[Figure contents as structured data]
>>

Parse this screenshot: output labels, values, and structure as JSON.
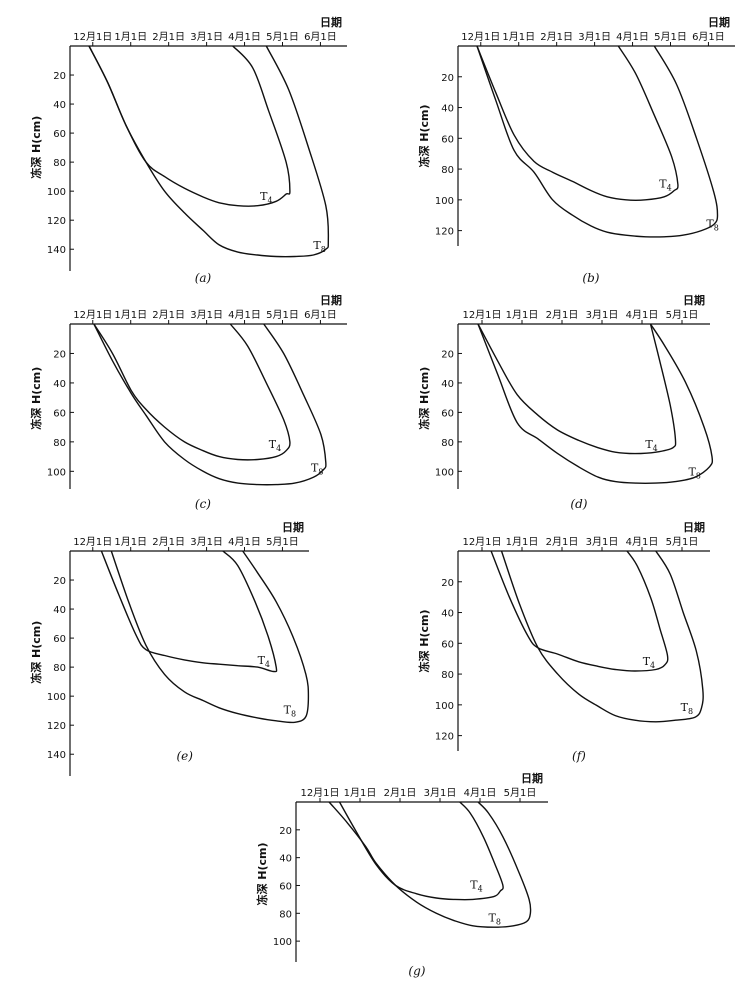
{
  "chart_data": [
    {
      "panel": "(a)",
      "type": "line",
      "xlabel": "日期",
      "ylabel": "冻深 H(cm)",
      "x_ticks": [
        "12月1日",
        "1月1日",
        "2月1日",
        "3月1日",
        "4月1日",
        "5月1日",
        "6月1日"
      ],
      "y_ticks": [
        20,
        40,
        60,
        80,
        100,
        120,
        140
      ],
      "ylim": [
        0,
        155
      ],
      "y_inverted": true,
      "series": [
        {
          "name": "T4",
          "x": [
            "11-16",
            "12-01",
            "12-16",
            "01-01",
            "01-16",
            "02-01",
            "02-16",
            "03-01",
            "03-16",
            "04-01",
            "04-16",
            "04-24",
            "04-27",
            "04-24",
            "04-10",
            "03-28",
            "03-12"
          ],
          "y": [
            0,
            25,
            55,
            80,
            90,
            98,
            104,
            108,
            110,
            110,
            107,
            102,
            100,
            80,
            45,
            15,
            0
          ]
        },
        {
          "name": "T8",
          "x": [
            "11-16",
            "12-01",
            "12-16",
            "01-01",
            "01-16",
            "02-01",
            "02-16",
            "03-01",
            "03-16",
            "04-01",
            "04-16",
            "05-01",
            "05-16",
            "05-26",
            "05-28",
            "05-26",
            "05-12",
            "04-26",
            "04-08"
          ],
          "y": [
            0,
            25,
            55,
            80,
            100,
            115,
            127,
            137,
            142,
            144,
            145,
            145,
            144,
            140,
            135,
            110,
            70,
            30,
            0
          ]
        }
      ],
      "series_labels": [
        {
          "text": "T",
          "sub": "4",
          "at_x": "04-03",
          "at_y": 106
        },
        {
          "text": "T",
          "sub": "8",
          "at_x": "05-16",
          "at_y": 140
        }
      ]
    },
    {
      "panel": "(b)",
      "type": "line",
      "xlabel": "日期",
      "ylabel": "冻深 H(cm)",
      "x_ticks": [
        "12月1日",
        "1月1日",
        "2月1日",
        "3月1日",
        "4月1日",
        "5月1日",
        "6月1日"
      ],
      "y_ticks": [
        20,
        40,
        60,
        80,
        100,
        120
      ],
      "ylim": [
        0,
        130
      ],
      "y_inverted": true,
      "series": [
        {
          "name": "T4",
          "x": [
            "11-16",
            "12-01",
            "12-16",
            "01-01",
            "01-16",
            "02-01",
            "02-16",
            "03-01",
            "03-16",
            "04-01",
            "04-16",
            "04-24",
            "04-27",
            "04-22",
            "04-08",
            "03-24",
            "03-10"
          ],
          "y": [
            0,
            30,
            58,
            75,
            82,
            88,
            94,
            98,
            100,
            100,
            98,
            94,
            90,
            72,
            45,
            18,
            0
          ]
        },
        {
          "name": "T8",
          "x": [
            "11-16",
            "12-01",
            "12-16",
            "01-01",
            "01-16",
            "02-01",
            "02-16",
            "03-01",
            "03-16",
            "04-01",
            "04-16",
            "05-01",
            "05-16",
            "05-26",
            "05-29",
            "05-26",
            "05-12",
            "04-26",
            "04-08"
          ],
          "y": [
            0,
            35,
            68,
            82,
            100,
            110,
            117,
            121,
            123,
            124,
            124,
            123,
            120,
            116,
            110,
            95,
            60,
            25,
            0
          ]
        }
      ],
      "series_labels": [
        {
          "text": "T",
          "sub": "4",
          "at_x": "04-12",
          "at_y": 92
        },
        {
          "text": "T",
          "sub": "8",
          "at_x": "05-20",
          "at_y": 118
        }
      ]
    },
    {
      "panel": "(c)",
      "type": "line",
      "xlabel": "日期",
      "ylabel": "冻深 H(cm)",
      "x_ticks": [
        "12月1日",
        "1月1日",
        "2月1日",
        "3月1日",
        "4月1日",
        "5月1日",
        "6月1日"
      ],
      "y_ticks": [
        20,
        40,
        60,
        80,
        100
      ],
      "ylim": [
        0,
        112
      ],
      "y_inverted": true,
      "series": [
        {
          "name": "T4",
          "x": [
            "11-20",
            "12-05",
            "12-20",
            "01-01",
            "01-16",
            "02-01",
            "02-16",
            "03-01",
            "03-16",
            "04-01",
            "04-16",
            "04-24",
            "04-27",
            "04-22",
            "04-08",
            "03-24",
            "03-10"
          ],
          "y": [
            0,
            20,
            45,
            58,
            70,
            80,
            86,
            90,
            92,
            92,
            90,
            86,
            80,
            65,
            40,
            15,
            0
          ]
        },
        {
          "name": "T8",
          "x": [
            "11-20",
            "12-05",
            "12-20",
            "01-01",
            "01-16",
            "02-01",
            "02-16",
            "03-01",
            "03-16",
            "04-01",
            "04-16",
            "05-01",
            "05-16",
            "05-24",
            "05-26",
            "05-22",
            "05-08",
            "04-22",
            "04-06"
          ],
          "y": [
            0,
            25,
            47,
            62,
            80,
            92,
            100,
            105,
            108,
            109,
            109,
            108,
            104,
            99,
            94,
            75,
            48,
            20,
            0
          ]
        }
      ],
      "series_labels": [
        {
          "text": "T",
          "sub": "4",
          "at_x": "04-10",
          "at_y": 84
        },
        {
          "text": "T",
          "sub": "8",
          "at_x": "05-14",
          "at_y": 100
        }
      ]
    },
    {
      "panel": "(d)",
      "type": "line",
      "xlabel": "日期",
      "ylabel": "冻深 H(cm)",
      "x_ticks": [
        "12月1日",
        "1月1日",
        "2月1日",
        "3月1日",
        "4月1日",
        "5月1日"
      ],
      "y_ticks": [
        20,
        40,
        60,
        80,
        100
      ],
      "ylim": [
        0,
        112
      ],
      "y_inverted": true,
      "series": [
        {
          "name": "T4",
          "x": [
            "11-16",
            "12-01",
            "12-16",
            "01-01",
            "01-16",
            "02-01",
            "02-16",
            "03-01",
            "03-16",
            "04-01",
            "04-14",
            "04-16",
            "04-12",
            "04-04",
            "03-28"
          ],
          "y": [
            0,
            25,
            48,
            62,
            72,
            79,
            84,
            87,
            88,
            87,
            84,
            78,
            55,
            25,
            0
          ]
        },
        {
          "name": "T8",
          "x": [
            "11-16",
            "12-01",
            "12-16",
            "01-01",
            "01-16",
            "02-01",
            "02-16",
            "03-01",
            "03-16",
            "04-01",
            "04-16",
            "05-01",
            "05-12",
            "05-14",
            "05-08",
            "04-24",
            "04-08",
            "03-28"
          ],
          "y": [
            0,
            34,
            67,
            78,
            88,
            97,
            104,
            107,
            108,
            108,
            107,
            104,
            97,
            90,
            70,
            40,
            15,
            0
          ]
        }
      ],
      "series_labels": [
        {
          "text": "T",
          "sub": "4",
          "at_x": "03-24",
          "at_y": 84
        },
        {
          "text": "T",
          "sub": "8",
          "at_x": "04-26",
          "at_y": 103
        }
      ]
    },
    {
      "panel": "(e)",
      "type": "line",
      "xlabel": "日期",
      "ylabel": "冻深 H(cm)",
      "x_ticks": [
        "12月1日",
        "1月1日",
        "2月1日",
        "3月1日",
        "4月1日",
        "5月1日"
      ],
      "y_ticks": [
        20,
        40,
        60,
        80,
        100,
        120,
        140
      ],
      "ylim": [
        0,
        155
      ],
      "y_inverted": true,
      "series": [
        {
          "name": "T4",
          "x": [
            "11-26",
            "12-10",
            "12-24",
            "01-01",
            "01-16",
            "02-01",
            "02-16",
            "03-01",
            "03-16",
            "04-01",
            "04-14",
            "04-16",
            "04-10",
            "03-30",
            "03-16",
            "03-04"
          ],
          "y": [
            0,
            30,
            58,
            68,
            72,
            75,
            77,
            78,
            79,
            80,
            83,
            80,
            60,
            35,
            10,
            0
          ]
        },
        {
          "name": "T8",
          "x": [
            "12-04",
            "12-18",
            "01-01",
            "01-16",
            "02-01",
            "02-16",
            "03-01",
            "03-16",
            "04-01",
            "04-16",
            "05-01",
            "05-10",
            "05-12",
            "05-10",
            "04-30",
            "04-16",
            "04-01",
            "03-20"
          ],
          "y": [
            0,
            35,
            65,
            85,
            97,
            103,
            108,
            112,
            115,
            117,
            118,
            114,
            100,
            85,
            60,
            35,
            15,
            0
          ]
        }
      ],
      "series_labels": [
        {
          "text": "T",
          "sub": "4",
          "at_x": "04-01",
          "at_y": 78
        },
        {
          "text": "T",
          "sub": "8",
          "at_x": "04-22",
          "at_y": 112
        }
      ]
    },
    {
      "panel": "(f)",
      "type": "line",
      "xlabel": "日期",
      "ylabel": "冻深 H(cm)",
      "x_ticks": [
        "12月1日",
        "1月1日",
        "2月1日",
        "3月1日",
        "4月1日",
        "5月1日"
      ],
      "y_ticks": [
        20,
        40,
        60,
        80,
        100,
        120
      ],
      "ylim": [
        0,
        130
      ],
      "y_inverted": true,
      "series": [
        {
          "name": "T4",
          "x": [
            "11-26",
            "12-10",
            "12-24",
            "01-01",
            "01-16",
            "02-01",
            "02-16",
            "03-01",
            "03-16",
            "04-01",
            "04-08",
            "04-10",
            "04-04",
            "03-28",
            "03-18",
            "03-10"
          ],
          "y": [
            0,
            30,
            55,
            63,
            67,
            72,
            75,
            77,
            78,
            77,
            74,
            68,
            50,
            30,
            10,
            0
          ]
        },
        {
          "name": "T8",
          "x": [
            "12-04",
            "12-18",
            "01-01",
            "01-16",
            "02-01",
            "02-16",
            "03-01",
            "03-16",
            "04-01",
            "04-16",
            "05-01",
            "05-06",
            "05-07",
            "05-02",
            "04-22",
            "04-12",
            "04-01"
          ],
          "y": [
            0,
            35,
            63,
            80,
            93,
            101,
            107,
            110,
            111,
            110,
            108,
            102,
            90,
            65,
            40,
            15,
            0
          ]
        }
      ],
      "series_labels": [
        {
          "text": "T",
          "sub": "4",
          "at_x": "03-22",
          "at_y": 74
        },
        {
          "text": "T",
          "sub": "8",
          "at_x": "04-20",
          "at_y": 104
        }
      ]
    },
    {
      "panel": "(g)",
      "type": "line",
      "xlabel": "日期",
      "ylabel": "冻深 H(cm)",
      "x_ticks": [
        "12月1日",
        "1月1日",
        "2月1日",
        "3月1日",
        "4月1日",
        "5月1日"
      ],
      "y_ticks": [
        20,
        40,
        60,
        80,
        100
      ],
      "ylim": [
        0,
        115
      ],
      "y_inverted": true,
      "series": [
        {
          "name": "T4",
          "x": [
            "12-04",
            "12-16",
            "01-01",
            "01-16",
            "02-01",
            "02-16",
            "03-01",
            "03-16",
            "04-01",
            "04-06",
            "04-08",
            "04-02",
            "03-24",
            "03-14",
            "03-06"
          ],
          "y": [
            0,
            20,
            45,
            60,
            66,
            69,
            70,
            70,
            68,
            64,
            60,
            45,
            25,
            8,
            0
          ]
        },
        {
          "name": "T8",
          "x": [
            "11-26",
            "12-10",
            "12-24",
            "01-01",
            "01-16",
            "02-01",
            "02-16",
            "03-01",
            "03-16",
            "04-01",
            "04-16",
            "04-26",
            "04-29",
            "04-28",
            "04-20",
            "04-08",
            "03-28",
            "03-20"
          ],
          "y": [
            0,
            15,
            32,
            44,
            60,
            72,
            80,
            85,
            89,
            90,
            89,
            86,
            80,
            70,
            50,
            25,
            8,
            0
          ]
        }
      ],
      "series_labels": [
        {
          "text": "T",
          "sub": "4",
          "at_x": "03-14",
          "at_y": 62
        },
        {
          "text": "T",
          "sub": "8",
          "at_x": "03-28",
          "at_y": 86
        }
      ]
    }
  ]
}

<<

Only the count is wanted: report how many lines of the material above hold the word "panel".

7